# REQUEST:
Repeat the lines exactly from the line that contains "Transcribe this image's" through the line that contains "Extract all the"; leave images out and add nothing.

# RECORDS FOR THE TASK:
----
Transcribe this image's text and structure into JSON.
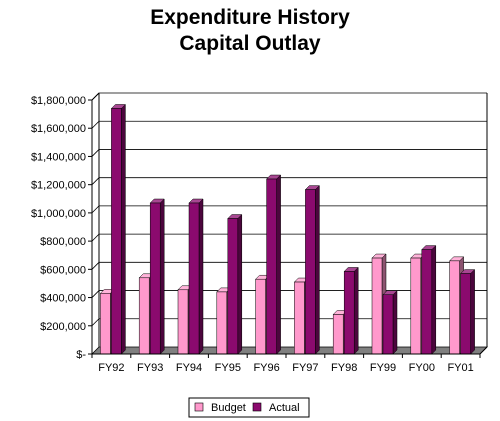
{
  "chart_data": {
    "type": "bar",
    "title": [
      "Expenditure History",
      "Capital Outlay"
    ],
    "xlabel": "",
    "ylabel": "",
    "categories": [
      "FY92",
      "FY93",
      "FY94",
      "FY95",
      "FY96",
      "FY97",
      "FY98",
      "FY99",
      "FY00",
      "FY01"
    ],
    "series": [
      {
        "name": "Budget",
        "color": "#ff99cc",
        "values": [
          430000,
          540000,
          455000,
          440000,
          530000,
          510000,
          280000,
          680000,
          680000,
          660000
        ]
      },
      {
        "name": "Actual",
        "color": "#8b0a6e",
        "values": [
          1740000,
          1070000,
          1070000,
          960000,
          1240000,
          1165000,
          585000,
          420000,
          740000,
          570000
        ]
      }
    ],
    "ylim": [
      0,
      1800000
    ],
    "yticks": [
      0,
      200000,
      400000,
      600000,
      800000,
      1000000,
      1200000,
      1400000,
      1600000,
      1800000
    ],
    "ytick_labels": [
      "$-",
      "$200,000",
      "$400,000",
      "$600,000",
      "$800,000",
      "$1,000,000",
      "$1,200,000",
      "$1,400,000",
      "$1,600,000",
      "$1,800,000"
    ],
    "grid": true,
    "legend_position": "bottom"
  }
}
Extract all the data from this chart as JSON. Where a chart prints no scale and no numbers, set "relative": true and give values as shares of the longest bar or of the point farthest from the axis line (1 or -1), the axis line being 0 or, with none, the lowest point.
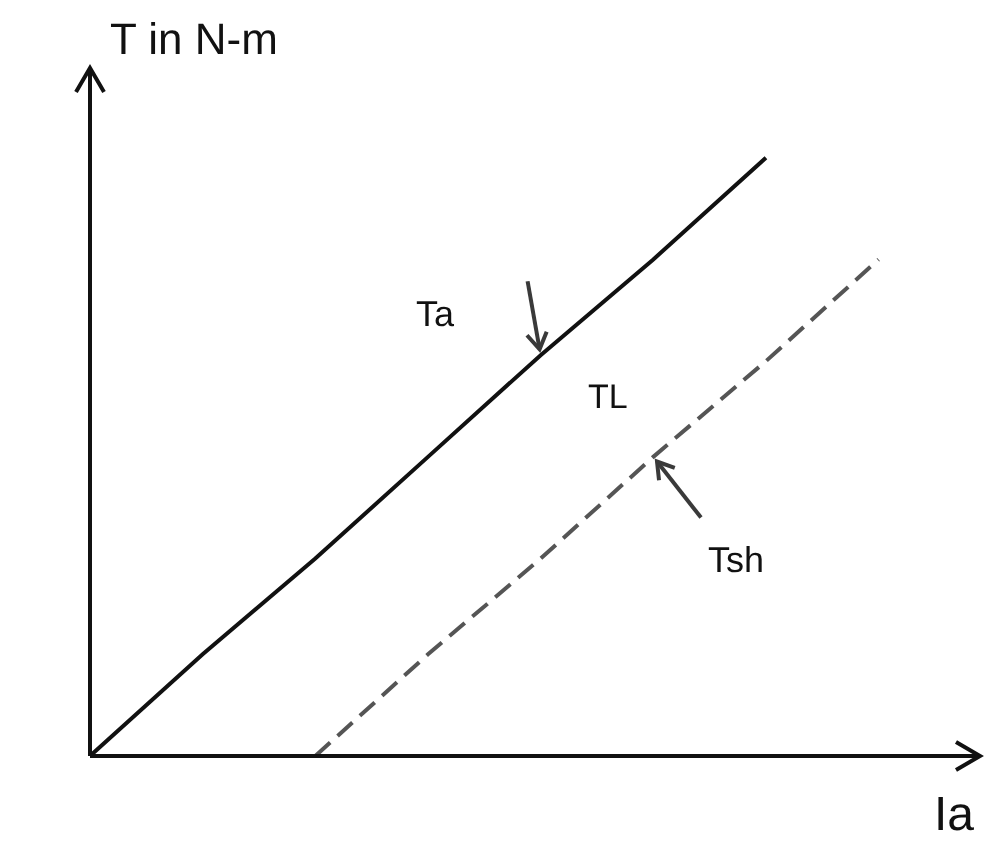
----
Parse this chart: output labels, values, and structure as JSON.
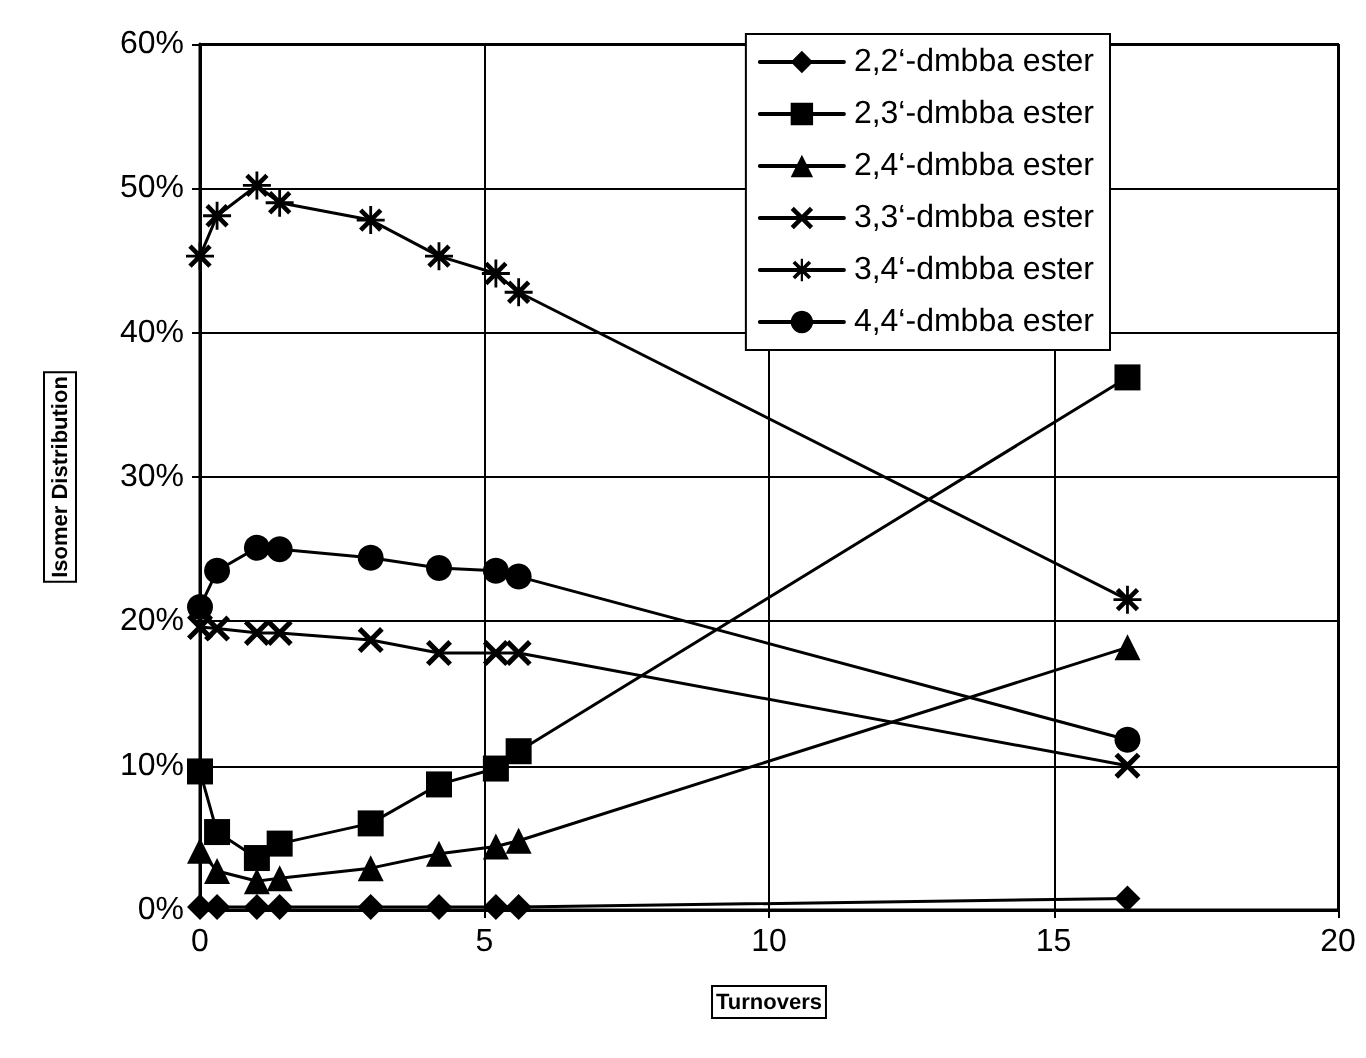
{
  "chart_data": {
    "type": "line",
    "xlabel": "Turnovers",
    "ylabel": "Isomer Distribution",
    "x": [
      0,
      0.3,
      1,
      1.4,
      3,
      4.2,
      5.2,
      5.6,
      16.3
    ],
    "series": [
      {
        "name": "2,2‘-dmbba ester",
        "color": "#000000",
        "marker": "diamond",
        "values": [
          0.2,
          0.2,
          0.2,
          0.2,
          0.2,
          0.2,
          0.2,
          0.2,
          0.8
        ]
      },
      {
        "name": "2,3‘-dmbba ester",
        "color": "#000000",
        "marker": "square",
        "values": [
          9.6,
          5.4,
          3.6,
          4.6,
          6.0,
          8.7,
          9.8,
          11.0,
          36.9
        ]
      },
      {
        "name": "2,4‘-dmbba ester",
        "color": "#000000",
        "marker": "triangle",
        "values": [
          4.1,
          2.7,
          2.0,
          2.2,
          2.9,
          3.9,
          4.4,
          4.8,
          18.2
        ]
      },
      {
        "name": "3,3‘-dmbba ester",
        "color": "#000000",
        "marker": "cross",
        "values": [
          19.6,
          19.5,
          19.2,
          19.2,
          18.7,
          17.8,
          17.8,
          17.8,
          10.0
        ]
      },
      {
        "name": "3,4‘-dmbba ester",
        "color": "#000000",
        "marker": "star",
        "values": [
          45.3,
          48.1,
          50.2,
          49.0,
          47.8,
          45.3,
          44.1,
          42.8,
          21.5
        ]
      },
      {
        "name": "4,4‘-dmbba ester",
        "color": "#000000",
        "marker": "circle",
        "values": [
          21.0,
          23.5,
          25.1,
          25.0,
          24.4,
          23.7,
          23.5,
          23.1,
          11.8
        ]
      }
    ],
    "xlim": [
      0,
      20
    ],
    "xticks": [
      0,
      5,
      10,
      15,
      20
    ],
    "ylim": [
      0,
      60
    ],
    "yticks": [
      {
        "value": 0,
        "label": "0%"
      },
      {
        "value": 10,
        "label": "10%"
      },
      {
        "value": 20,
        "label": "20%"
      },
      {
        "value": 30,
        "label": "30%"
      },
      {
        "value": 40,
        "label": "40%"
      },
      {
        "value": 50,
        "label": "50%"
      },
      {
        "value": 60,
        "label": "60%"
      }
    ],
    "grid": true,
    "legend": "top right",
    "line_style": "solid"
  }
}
----
# ANSWER TO THIS EXERCISE:
Transcribe this image's text and structure into JSON.
{
  "chart_data": {
    "type": "bar",
    "title": [
      "Expenditure History",
      "Capital Outlay"
    ],
    "xlabel": "",
    "ylabel": "",
    "categories": [
      "FY92",
      "FY93",
      "FY94",
      "FY95",
      "FY96",
      "FY97",
      "FY98",
      "FY99",
      "FY00",
      "FY01"
    ],
    "series": [
      {
        "name": "Budget",
        "color": "#ff99cc",
        "values": [
          430000,
          540000,
          455000,
          440000,
          530000,
          510000,
          280000,
          680000,
          680000,
          660000
        ]
      },
      {
        "name": "Actual",
        "color": "#8b0a6e",
        "values": [
          1740000,
          1070000,
          1070000,
          960000,
          1240000,
          1165000,
          585000,
          420000,
          740000,
          570000
        ]
      }
    ],
    "ylim": [
      0,
      1800000
    ],
    "yticks": [
      0,
      200000,
      400000,
      600000,
      800000,
      1000000,
      1200000,
      1400000,
      1600000,
      1800000
    ],
    "ytick_labels": [
      "$-",
      "$200,000",
      "$400,000",
      "$600,000",
      "$800,000",
      "$1,000,000",
      "$1,200,000",
      "$1,400,000",
      "$1,600,000",
      "$1,800,000"
    ],
    "grid": true,
    "legend_position": "bottom"
  }
}
Extract all the data from this chart as JSON. Where a chart prints no scale and no numbers, set "relative": true and give values as shares of the longest bar or of the point farthest from the axis line (1 or -1), the axis line being 0 or, with none, the lowest point.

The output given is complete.